What the exercise asks:
Output the full listing below exactly as it reads, and skip anything that is a picture.

---------- Data for processing ----------

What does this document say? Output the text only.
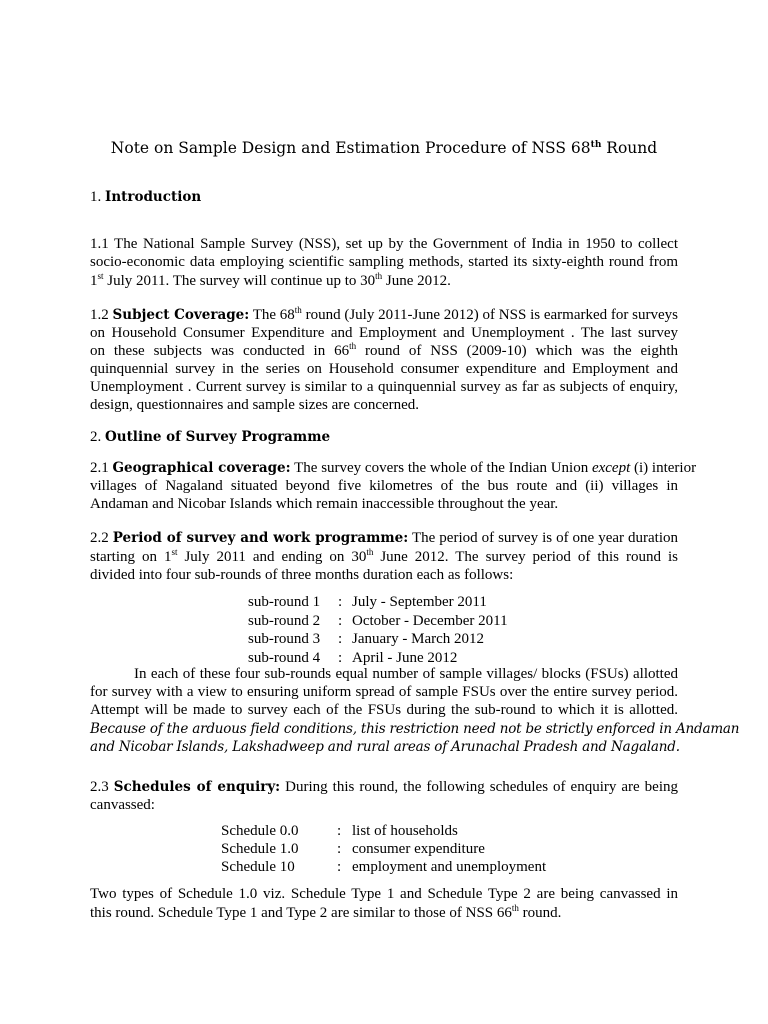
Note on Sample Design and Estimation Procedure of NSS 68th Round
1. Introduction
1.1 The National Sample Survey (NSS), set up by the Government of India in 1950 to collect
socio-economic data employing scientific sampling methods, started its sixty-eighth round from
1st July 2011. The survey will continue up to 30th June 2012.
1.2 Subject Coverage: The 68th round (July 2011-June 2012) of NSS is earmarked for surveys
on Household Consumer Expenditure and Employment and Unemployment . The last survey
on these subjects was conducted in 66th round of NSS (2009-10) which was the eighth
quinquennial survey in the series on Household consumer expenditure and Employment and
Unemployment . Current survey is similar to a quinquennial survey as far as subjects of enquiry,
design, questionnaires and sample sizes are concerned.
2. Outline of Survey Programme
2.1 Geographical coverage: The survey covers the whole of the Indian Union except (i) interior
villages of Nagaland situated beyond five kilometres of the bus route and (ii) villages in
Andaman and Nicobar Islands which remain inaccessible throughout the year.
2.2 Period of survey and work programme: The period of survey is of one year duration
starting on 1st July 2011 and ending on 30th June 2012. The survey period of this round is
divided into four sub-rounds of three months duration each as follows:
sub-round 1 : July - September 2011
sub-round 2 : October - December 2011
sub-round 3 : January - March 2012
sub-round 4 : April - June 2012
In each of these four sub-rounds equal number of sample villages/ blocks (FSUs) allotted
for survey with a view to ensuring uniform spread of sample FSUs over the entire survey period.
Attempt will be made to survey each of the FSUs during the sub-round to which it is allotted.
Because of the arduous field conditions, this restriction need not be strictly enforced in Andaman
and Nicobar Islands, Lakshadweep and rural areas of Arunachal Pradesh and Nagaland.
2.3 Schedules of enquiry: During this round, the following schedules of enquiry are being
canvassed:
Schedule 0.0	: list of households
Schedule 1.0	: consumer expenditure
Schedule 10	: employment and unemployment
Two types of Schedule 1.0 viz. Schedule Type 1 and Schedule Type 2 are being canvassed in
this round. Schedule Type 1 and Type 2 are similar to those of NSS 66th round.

----------

Output:
What does this document say? Output the text only.
Note on Sample Design and Estimation Procedure of NSS 68th Round
1. Introduction
1.1 The National Sample Survey (NSS), set up by the Government of India in 1950 to collect
socio-economic data employing scientific sampling methods, started its sixty-eighth round from
1st July 2011. The survey will continue up to 30th June 2012.
1.2 Subject Coverage: The 68th round (July 2011-June 2012) of NSS is earmarked for surveys
on Household Consumer Expenditure and Employment and Unemployment . The last survey
on these subjects was conducted in 66th round of NSS (2009-10) which was the eighth
quinquennial survey in the series on Household consumer expenditure and Employment and
Unemployment . Current survey is similar to a quinquennial survey as far as subjects of enquiry,
design, questionnaires and sample sizes are concerned.
2. Outline of Survey Programme
2.1 Geographical coverage: The survey covers the whole of the Indian Union except (i) interior
villages of Nagaland situated beyond five kilometres of the bus route and (ii) villages in
Andaman and Nicobar Islands which remain inaccessible throughout the year.
2.2 Period of survey and work programme: The period of survey is of one year duration
starting on 1st July 2011 and ending on 30th June 2012. The survey period of this round is
divided into four sub-rounds of three months duration each as follows:
sub-round 1 : July - September 2011
sub-round 2 : October - December 2011
sub-round 3 : January - March 2012
sub-round 4 : April - June 2012
In each of these four sub-rounds equal number of sample villages/ blocks (FSUs) allotted
for survey with a view to ensuring uniform spread of sample FSUs over the entire survey period.
Attempt will be made to survey each of the FSUs during the sub-round to which it is allotted.
Because of the arduous field conditions, this restriction need not be strictly enforced in Andaman
and Nicobar Islands, Lakshadweep and rural areas of Arunachal Pradesh and Nagaland.
2.3 Schedules of enquiry: During this round, the following schedules of enquiry are being
canvassed:
Schedule 0.0	: list of households
Schedule 1.0	: consumer expenditure
Schedule 10	: employment and unemployment
Two types of Schedule 1.0 viz. Schedule Type 1 and Schedule Type 2 are being canvassed in
this round. Schedule Type 1 and Type 2 are similar to those of NSS 66th round.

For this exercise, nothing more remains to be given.